# TO BE DONE:
Find all lines in the listing that include the word "name", then copy them.
☆ ☆ ☆ ☆ ☆ ☆ ☆
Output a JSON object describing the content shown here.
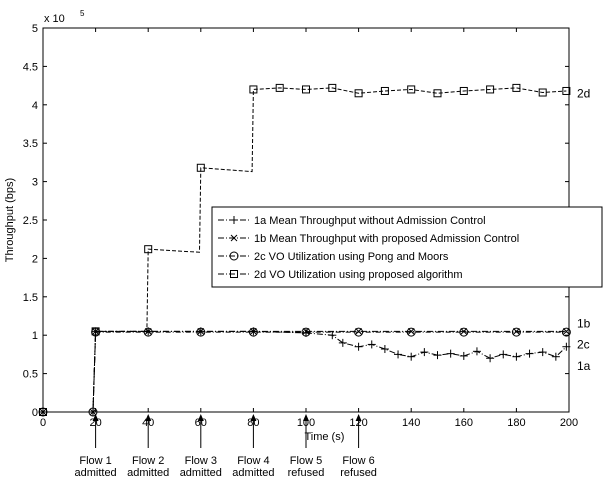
{
  "chart_data": {
    "type": "line",
    "xlabel": "Time (s)",
    "ylabel": "Throughput (bps)",
    "y_multiplier": "x 10",
    "y_exponent": "5",
    "xlim": [
      0,
      200
    ],
    "ylim": [
      0,
      5
    ],
    "x_ticks": [
      "0",
      "20",
      "40",
      "60",
      "80",
      "100",
      "120",
      "140",
      "160",
      "180",
      "200"
    ],
    "y_ticks": [
      "0",
      "0.5",
      "1",
      "1.5",
      "2",
      "2.5",
      "3",
      "3.5",
      "4",
      "4.5",
      "5"
    ],
    "legend_position": "center-right",
    "legend": [
      "1a Mean Throughput without Admission Control",
      "1b Mean Throughput with proposed Admission Control",
      "2c VO Utilization using Pong and Moors",
      "2d VO Utilization using proposed algorithm"
    ],
    "series": [
      {
        "name": "1a Mean Throughput without Admission Control",
        "tag": "1a",
        "marker": "plus",
        "x": [
          0,
          19,
          20,
          40,
          60,
          80,
          100,
          110,
          114,
          120,
          125,
          130,
          135,
          140,
          145,
          150,
          155,
          160,
          165,
          170,
          175,
          180,
          185,
          190,
          195,
          199
        ],
        "y": [
          0,
          0,
          1.05,
          1.05,
          1.05,
          1.05,
          1.03,
          1.0,
          0.9,
          0.85,
          0.88,
          0.82,
          0.75,
          0.72,
          0.78,
          0.74,
          0.76,
          0.73,
          0.79,
          0.7,
          0.75,
          0.72,
          0.76,
          0.78,
          0.72,
          0.85
        ]
      },
      {
        "name": "1b Mean Throughput with proposed Admission Control",
        "tag": "1b",
        "marker": "x",
        "x": [
          0,
          19,
          20,
          40,
          60,
          80,
          100,
          120,
          140,
          160,
          180,
          199
        ],
        "y": [
          0,
          0,
          1.05,
          1.05,
          1.05,
          1.05,
          1.05,
          1.05,
          1.05,
          1.05,
          1.05,
          1.05
        ]
      },
      {
        "name": "2c VO Utilization using Pong and Moors",
        "tag": "2c",
        "marker": "circle",
        "x": [
          0,
          19,
          20,
          40,
          60,
          80,
          100,
          120,
          140,
          160,
          180,
          199
        ],
        "y": [
          0,
          0,
          1.04,
          1.04,
          1.04,
          1.04,
          1.04,
          1.04,
          1.04,
          1.04,
          1.04,
          1.04
        ]
      },
      {
        "name": "2d VO Utilization using proposed algorithm",
        "tag": "2d",
        "marker": "square",
        "x": [
          0,
          19,
          20,
          39.5,
          40,
          59.5,
          60,
          79.5,
          80,
          90,
          100,
          110,
          120,
          130,
          140,
          150,
          160,
          170,
          180,
          190,
          199
        ],
        "y": [
          0,
          0,
          1.05,
          1.05,
          2.12,
          2.08,
          3.18,
          3.13,
          4.2,
          4.22,
          4.2,
          4.22,
          4.15,
          4.18,
          4.2,
          4.15,
          4.18,
          4.2,
          4.22,
          4.16,
          4.18
        ]
      }
    ],
    "annotations": [
      {
        "x": 20,
        "line1": "Flow 1",
        "line2": "admitted"
      },
      {
        "x": 40,
        "line1": "Flow 2",
        "line2": "admitted"
      },
      {
        "x": 60,
        "line1": "Flow 3",
        "line2": "admitted"
      },
      {
        "x": 80,
        "line1": "Flow 4",
        "line2": "admitted"
      },
      {
        "x": 100,
        "line1": "Flow 5",
        "line2": "refused"
      },
      {
        "x": 120,
        "line1": "Flow 6",
        "line2": "refused"
      }
    ]
  }
}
☆ ☆ ☆ ☆ ☆ ☆ ☆
# THE REPLY:
        "name": "1a Mean Throughput without Admission Control",
        "name": "1b Mean Throughput with proposed Admission Control",
        "name": "2c VO Utilization using Pong and Moors",
        "name": "2d VO Utilization using proposed algorithm",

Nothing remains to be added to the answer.